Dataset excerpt

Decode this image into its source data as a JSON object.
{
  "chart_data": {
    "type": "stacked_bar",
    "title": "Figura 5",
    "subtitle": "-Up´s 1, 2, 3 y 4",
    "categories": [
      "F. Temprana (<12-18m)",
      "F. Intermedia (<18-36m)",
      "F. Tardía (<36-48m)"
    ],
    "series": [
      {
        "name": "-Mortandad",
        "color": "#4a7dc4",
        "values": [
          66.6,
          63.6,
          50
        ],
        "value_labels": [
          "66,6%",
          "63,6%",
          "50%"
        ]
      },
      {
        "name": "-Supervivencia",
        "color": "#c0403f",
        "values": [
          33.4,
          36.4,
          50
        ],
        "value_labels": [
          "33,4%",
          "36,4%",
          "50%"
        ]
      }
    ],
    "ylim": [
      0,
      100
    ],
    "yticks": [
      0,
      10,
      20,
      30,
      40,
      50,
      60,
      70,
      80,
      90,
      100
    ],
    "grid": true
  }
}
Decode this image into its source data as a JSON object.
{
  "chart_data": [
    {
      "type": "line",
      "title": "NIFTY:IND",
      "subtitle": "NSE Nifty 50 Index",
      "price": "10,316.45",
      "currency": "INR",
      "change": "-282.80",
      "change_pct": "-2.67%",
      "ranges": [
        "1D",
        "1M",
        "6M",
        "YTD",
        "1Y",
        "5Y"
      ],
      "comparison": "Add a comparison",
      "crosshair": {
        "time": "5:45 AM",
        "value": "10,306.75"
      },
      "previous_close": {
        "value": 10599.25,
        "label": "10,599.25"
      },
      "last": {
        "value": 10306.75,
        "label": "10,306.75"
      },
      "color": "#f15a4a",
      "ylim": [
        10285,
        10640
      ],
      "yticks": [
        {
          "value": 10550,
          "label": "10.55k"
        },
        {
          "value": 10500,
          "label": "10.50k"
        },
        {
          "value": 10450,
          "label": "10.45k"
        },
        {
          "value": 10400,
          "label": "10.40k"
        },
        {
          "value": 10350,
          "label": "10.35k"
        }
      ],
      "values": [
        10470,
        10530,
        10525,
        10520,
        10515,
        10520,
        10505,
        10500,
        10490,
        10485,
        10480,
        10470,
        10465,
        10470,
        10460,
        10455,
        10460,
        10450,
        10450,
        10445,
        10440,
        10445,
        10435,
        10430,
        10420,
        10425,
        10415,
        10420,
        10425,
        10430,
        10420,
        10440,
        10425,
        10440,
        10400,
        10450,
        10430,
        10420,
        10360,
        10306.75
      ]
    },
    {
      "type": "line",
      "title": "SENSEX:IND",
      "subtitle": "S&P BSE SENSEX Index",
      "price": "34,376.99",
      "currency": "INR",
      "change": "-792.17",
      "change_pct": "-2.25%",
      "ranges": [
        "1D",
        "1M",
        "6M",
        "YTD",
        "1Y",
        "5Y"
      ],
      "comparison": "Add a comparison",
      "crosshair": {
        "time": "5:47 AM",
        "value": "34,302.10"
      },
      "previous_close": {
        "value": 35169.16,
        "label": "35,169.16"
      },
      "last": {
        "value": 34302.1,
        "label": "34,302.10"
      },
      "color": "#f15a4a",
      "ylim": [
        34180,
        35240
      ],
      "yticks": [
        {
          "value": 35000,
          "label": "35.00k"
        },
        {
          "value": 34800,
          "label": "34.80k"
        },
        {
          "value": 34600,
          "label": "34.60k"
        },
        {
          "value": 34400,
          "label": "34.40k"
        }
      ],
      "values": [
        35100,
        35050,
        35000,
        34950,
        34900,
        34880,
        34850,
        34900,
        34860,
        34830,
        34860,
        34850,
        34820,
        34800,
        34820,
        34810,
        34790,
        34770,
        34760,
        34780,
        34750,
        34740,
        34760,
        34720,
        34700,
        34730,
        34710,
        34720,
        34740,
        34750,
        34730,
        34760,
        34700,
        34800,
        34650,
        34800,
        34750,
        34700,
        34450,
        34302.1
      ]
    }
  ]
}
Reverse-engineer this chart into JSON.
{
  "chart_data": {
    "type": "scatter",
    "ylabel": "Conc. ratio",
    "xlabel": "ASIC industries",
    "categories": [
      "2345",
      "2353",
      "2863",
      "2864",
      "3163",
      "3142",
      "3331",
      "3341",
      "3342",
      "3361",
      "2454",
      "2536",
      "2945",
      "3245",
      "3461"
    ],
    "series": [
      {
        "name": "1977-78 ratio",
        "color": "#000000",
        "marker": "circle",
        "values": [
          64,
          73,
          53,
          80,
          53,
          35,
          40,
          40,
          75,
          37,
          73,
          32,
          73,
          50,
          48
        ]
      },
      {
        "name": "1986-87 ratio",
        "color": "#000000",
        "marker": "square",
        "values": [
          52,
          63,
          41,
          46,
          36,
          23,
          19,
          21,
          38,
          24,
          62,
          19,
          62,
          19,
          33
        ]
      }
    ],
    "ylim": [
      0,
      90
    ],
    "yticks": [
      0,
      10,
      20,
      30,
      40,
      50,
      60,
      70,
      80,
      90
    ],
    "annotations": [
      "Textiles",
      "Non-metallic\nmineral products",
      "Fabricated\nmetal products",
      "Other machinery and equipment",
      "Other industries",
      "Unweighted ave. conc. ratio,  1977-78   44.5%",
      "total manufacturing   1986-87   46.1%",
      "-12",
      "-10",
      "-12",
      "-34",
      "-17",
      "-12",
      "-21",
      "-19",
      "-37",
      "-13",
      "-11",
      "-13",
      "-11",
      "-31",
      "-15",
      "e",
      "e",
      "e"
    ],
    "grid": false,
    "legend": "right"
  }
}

— WHAT YOU SHOULD DO —
For each line of the entries that includes "products", show that line.

— OUTPUT FOR THIS TASK —
      "Non-metallic\nmineral products",
      "Fabricated\nmetal products",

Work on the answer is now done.